▶ Brief
Across the records below, how many lines contain the string "this"? Give the number by itself.
################
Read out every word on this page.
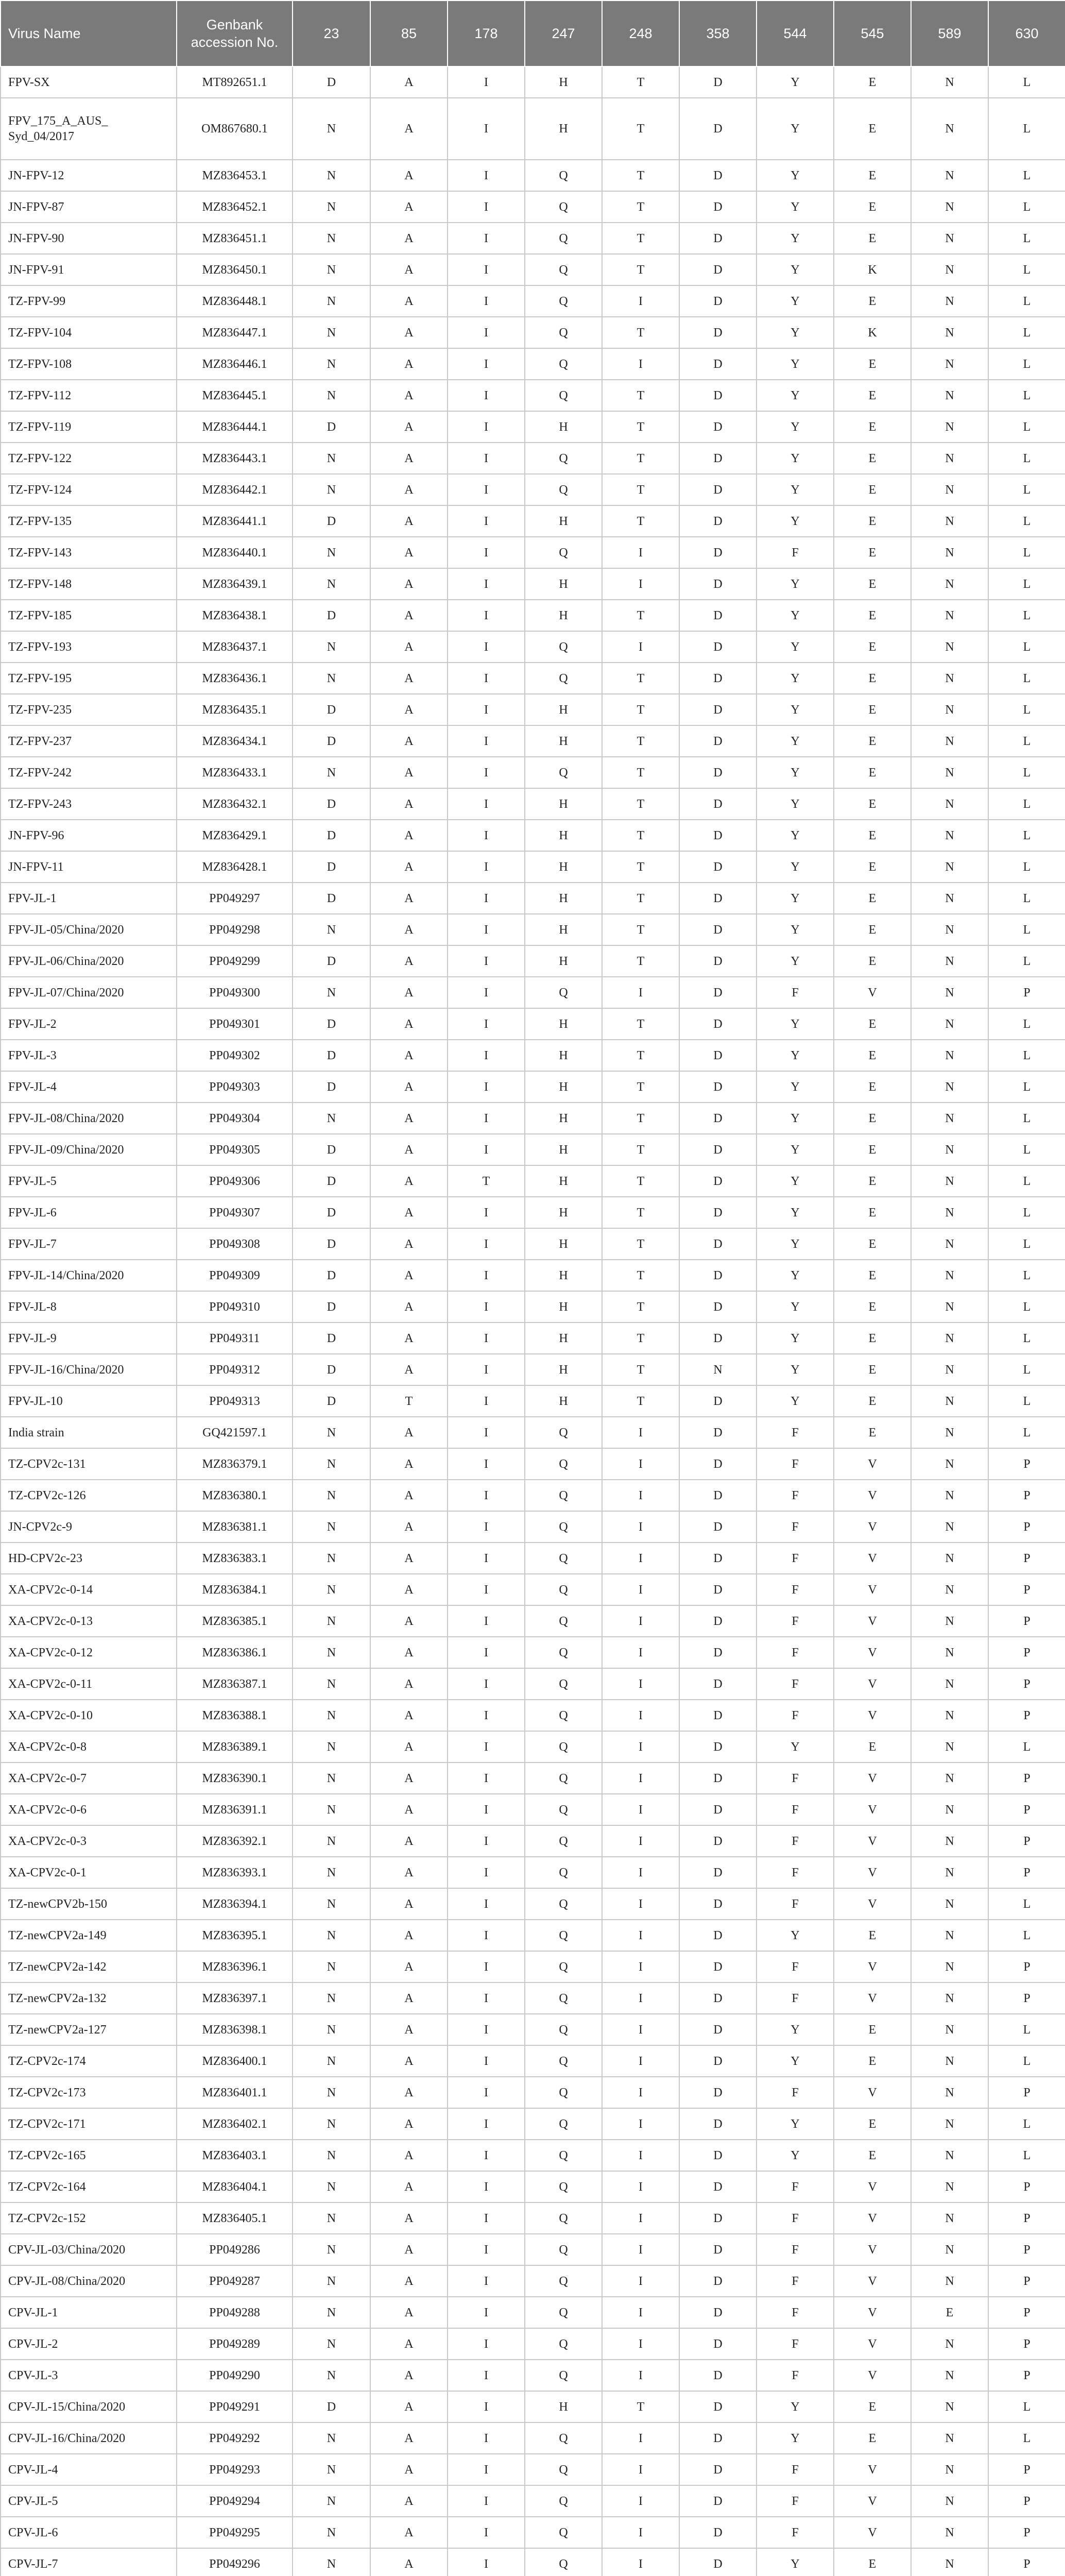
Virus Name	Genbank accession No.	23	85	178	247	248	358	544	545	589	630
FPV-SX	MT892651.1	D	A	I	H	T	D	Y	E	N	L
FPV_175_A_AUS_ Syd_04/2017	OM867680.1	N	A	I	H	T	D	Y	E	N	L
JN-FPV-12	MZ836453.1	N	A	I	Q	T	D	Y	E	N	L
JN-FPV-87	MZ836452.1	N	A	I	Q	T	D	Y	E	N	L
JN-FPV-90	MZ836451.1	N	A	I	Q	T	D	Y	E	N	L
JN-FPV-91	MZ836450.1	N	A	I	Q	T	D	Y	K	N	L
TZ-FPV-99	MZ836448.1	N	A	I	Q	I	D	Y	E	N	L
TZ-FPV-104	MZ836447.1	N	A	I	Q	T	D	Y	K	N	L
TZ-FPV-108	MZ836446.1	N	A	I	Q	I	D	Y	E	N	L
TZ-FPV-112	MZ836445.1	N	A	I	Q	T	D	Y	E	N	L
TZ-FPV-119	MZ836444.1	D	A	I	H	T	D	Y	E	N	L
TZ-FPV-122	MZ836443.1	N	A	I	Q	T	D	Y	E	N	L
TZ-FPV-124	MZ836442.1	N	A	I	Q	T	D	Y	E	N	L
TZ-FPV-135	MZ836441.1	D	A	I	H	T	D	Y	E	N	L
TZ-FPV-143	MZ836440.1	N	A	I	Q	I	D	F	E	N	L
TZ-FPV-148	MZ836439.1	N	A	I	H	I	D	Y	E	N	L
TZ-FPV-185	MZ836438.1	D	A	I	H	T	D	Y	E	N	L
TZ-FPV-193	MZ836437.1	N	A	I	Q	I	D	Y	E	N	L
TZ-FPV-195	MZ836436.1	N	A	I	Q	T	D	Y	E	N	L
TZ-FPV-235	MZ836435.1	D	A	I	H	T	D	Y	E	N	L
TZ-FPV-237	MZ836434.1	D	A	I	H	T	D	Y	E	N	L
TZ-FPV-242	MZ836433.1	N	A	I	Q	T	D	Y	E	N	L
TZ-FPV-243	MZ836432.1	D	A	I	H	T	D	Y	E	N	L
JN-FPV-96	MZ836429.1	D	A	I	H	T	D	Y	E	N	L
JN-FPV-11	MZ836428.1	D	A	I	H	T	D	Y	E	N	L
FPV-JL-1	PP049297	D	A	I	H	T	D	Y	E	N	L
FPV-JL-05/China/2020	PP049298	N	A	I	H	T	D	Y	E	N	L
FPV-JL-06/China/2020	PP049299	D	A	I	H	T	D	Y	E	N	L
FPV-JL-07/China/2020	PP049300	N	A	I	Q	I	D	F	V	N	P
FPV-JL-2	PP049301	D	A	I	H	T	D	Y	E	N	L
FPV-JL-3	PP049302	D	A	I	H	T	D	Y	E	N	L
FPV-JL-4	PP049303	D	A	I	H	T	D	Y	E	N	L
FPV-JL-08/China/2020	PP049304	N	A	I	H	T	D	Y	E	N	L
FPV-JL-09/China/2020	PP049305	D	A	I	H	T	D	Y	E	N	L
FPV-JL-5	PP049306	D	A	T	H	T	D	Y	E	N	L
FPV-JL-6	PP049307	D	A	I	H	T	D	Y	E	N	L
FPV-JL-7	PP049308	D	A	I	H	T	D	Y	E	N	L
FPV-JL-14/China/2020	PP049309	D	A	I	H	T	D	Y	E	N	L
FPV-JL-8	PP049310	D	A	I	H	T	D	Y	E	N	L
FPV-JL-9	PP049311	D	A	I	H	T	D	Y	E	N	L
FPV-JL-16/China/2020	PP049312	D	A	I	H	T	N	Y	E	N	L
FPV-JL-10	PP049313	D	T	I	H	T	D	Y	E	N	L
India strain	GQ421597.1	N	A	I	Q	I	D	F	E	N	L
TZ-CPV2c-131	MZ836379.1	N	A	I	Q	I	D	F	V	N	P
TZ-CPV2c-126	MZ836380.1	N	A	I	Q	I	D	F	V	N	P
JN-CPV2c-9	MZ836381.1	N	A	I	Q	I	D	F	V	N	P
HD-CPV2c-23	MZ836383.1	N	A	I	Q	I	D	F	V	N	P
XA-CPV2c-0-14	MZ836384.1	N	A	I	Q	I	D	F	V	N	P
XA-CPV2c-0-13	MZ836385.1	N	A	I	Q	I	D	F	V	N	P
XA-CPV2c-0-12	MZ836386.1	N	A	I	Q	I	D	F	V	N	P
XA-CPV2c-0-11	MZ836387.1	N	A	I	Q	I	D	F	V	N	P
XA-CPV2c-0-10	MZ836388.1	N	A	I	Q	I	D	F	V	N	P
XA-CPV2c-0-8	MZ836389.1	N	A	I	Q	I	D	Y	E	N	L
XA-CPV2c-0-7	MZ836390.1	N	A	I	Q	I	D	F	V	N	P
XA-CPV2c-0-6	MZ836391.1	N	A	I	Q	I	D	F	V	N	P
XA-CPV2c-0-3	MZ836392.1	N	A	I	Q	I	D	F	V	N	P
XA-CPV2c-0-1	MZ836393.1	N	A	I	Q	I	D	F	V	N	P
TZ-newCPV2b-150	MZ836394.1	N	A	I	Q	I	D	F	V	N	L
TZ-newCPV2a-149	MZ836395.1	N	A	I	Q	I	D	Y	E	N	L
TZ-newCPV2a-142	MZ836396.1	N	A	I	Q	I	D	F	V	N	P
TZ-newCPV2a-132	MZ836397.1	N	A	I	Q	I	D	F	V	N	P
TZ-newCPV2a-127	MZ836398.1	N	A	I	Q	I	D	Y	E	N	L
TZ-CPV2c-174	MZ836400.1	N	A	I	Q	I	D	Y	E	N	L
TZ-CPV2c-173	MZ836401.1	N	A	I	Q	I	D	F	V	N	P
TZ-CPV2c-171	MZ836402.1	N	A	I	Q	I	D	Y	E	N	L
TZ-CPV2c-165	MZ836403.1	N	A	I	Q	I	D	Y	E	N	L
TZ-CPV2c-164	MZ836404.1	N	A	I	Q	I	D	F	V	N	P
TZ-CPV2c-152	MZ836405.1	N	A	I	Q	I	D	F	V	N	P
CPV-JL-03/China/2020	PP049286	N	A	I	Q	I	D	F	V	N	P
CPV-JL-08/China/2020	PP049287	N	A	I	Q	I	D	F	V	N	P
CPV-JL-1	PP049288	N	A	I	Q	I	D	F	V	E	P
CPV-JL-2	PP049289	N	A	I	Q	I	D	F	V	N	P
CPV-JL-3	PP049290	N	A	I	Q	I	D	F	V	N	P
CPV-JL-15/China/2020	PP049291	D	A	I	H	T	D	Y	E	N	L
CPV-JL-16/China/2020	PP049292	N	A	I	Q	I	D	Y	E	N	L
CPV-JL-4	PP049293	N	A	I	Q	I	D	F	V	N	P
CPV-JL-5	PP049294	N	A	I	Q	I	D	F	V	N	P
CPV-JL-6	PP049295	N	A	I	Q	I	D	F	V	N	P
CPV-JL-7	PP049296	N	A	I	Q	I	D	Y	E	N	P
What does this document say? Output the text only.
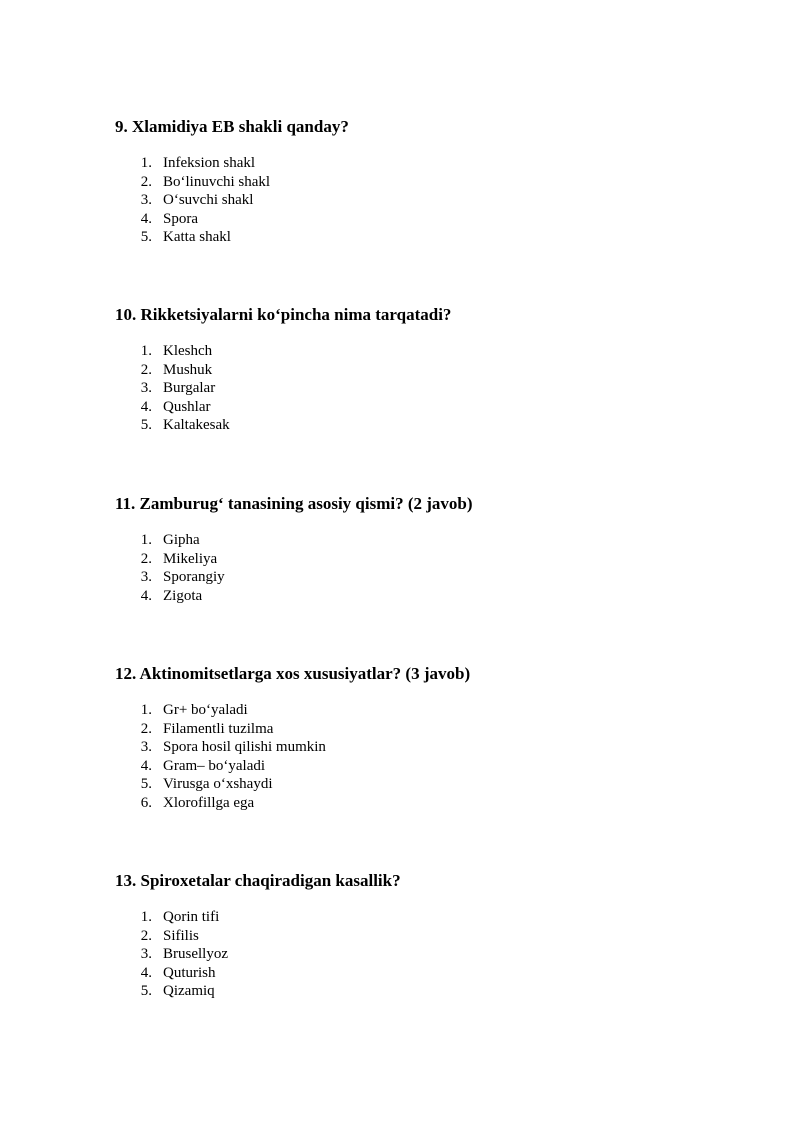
9. Xlamidiya EB shakli qanday?
1. Infeksion shakl
2. Bo‘linuvchi shakl
3. O‘suvchi shakl
4. Spora
5. Katta shakl
10. Rikketsiyalarni ko‘pincha nima tarqatadi?
1. Kleshch
2. Mushuk
3. Burgalar
4. Qushlar
5. Kaltakesak
11. Zamburug‘ tanasining asosiy qismi? (2 javob)
1. Gipha
2. Mikeliya
3. Sporangiy
4. Zigota
12. Aktinomitsetlarga xos xususiyatlar? (3 javob)
1. Gr+ bo‘yaladi
2. Filamentli tuzilma
3. Spora hosil qilishi mumkin
4. Gram– bo‘yaladi
5. Virusga o‘xshaydi
6. Xlorofillga ega
13. Spiroxetalar chaqiradigan kasallik?
1. Qorin tifi
2. Sifilis
3. Brusellyoz
4. Quturish
5. Qizamiq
################
▶ Solution to the exercise
2